■ **DIRECTIONS FOR THIS TASK**:
Which lines hold the word "along"? Copy each of them.

■ **Data excerpts**:
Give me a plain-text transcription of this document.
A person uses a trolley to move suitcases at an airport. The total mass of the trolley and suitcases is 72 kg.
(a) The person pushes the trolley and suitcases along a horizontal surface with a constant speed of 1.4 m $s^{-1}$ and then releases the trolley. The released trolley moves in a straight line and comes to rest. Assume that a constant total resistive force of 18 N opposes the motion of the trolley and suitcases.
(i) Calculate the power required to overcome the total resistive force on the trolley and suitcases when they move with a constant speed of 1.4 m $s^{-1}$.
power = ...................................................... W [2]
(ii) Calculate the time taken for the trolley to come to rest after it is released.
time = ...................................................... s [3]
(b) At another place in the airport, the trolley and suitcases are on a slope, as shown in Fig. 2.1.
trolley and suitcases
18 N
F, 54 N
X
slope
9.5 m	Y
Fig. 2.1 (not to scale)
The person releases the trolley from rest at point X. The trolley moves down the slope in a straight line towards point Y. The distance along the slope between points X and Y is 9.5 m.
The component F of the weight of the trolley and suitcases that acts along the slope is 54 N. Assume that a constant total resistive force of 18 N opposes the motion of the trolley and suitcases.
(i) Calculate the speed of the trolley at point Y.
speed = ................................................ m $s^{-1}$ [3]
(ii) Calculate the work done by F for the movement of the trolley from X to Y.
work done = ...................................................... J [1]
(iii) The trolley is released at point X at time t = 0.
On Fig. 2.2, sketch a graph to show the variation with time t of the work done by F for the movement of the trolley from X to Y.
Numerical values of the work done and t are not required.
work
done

■ **SOLUTION TO THIS TASK**:
(a) The person pushes the trolley and suitcases along a horizontal surface with a constant speed of 1.4 m $s^{-1}$ and then releases the trolley. The released trolley moves in a straight line and comes to rest. Assume that a constant total resistive force of 18 N opposes the motion of the trolley and suitcases.
The person releases the trolley from rest at point X. The trolley moves down the slope in a straight line towards point Y. The distance along the slope between points X and Y is 9.5 m.
The component F of the weight of the trolley and suitcases that acts along the slope is 54 N. Assume that a constant total resistive force of 18 N opposes the motion of the trolley and suitcases.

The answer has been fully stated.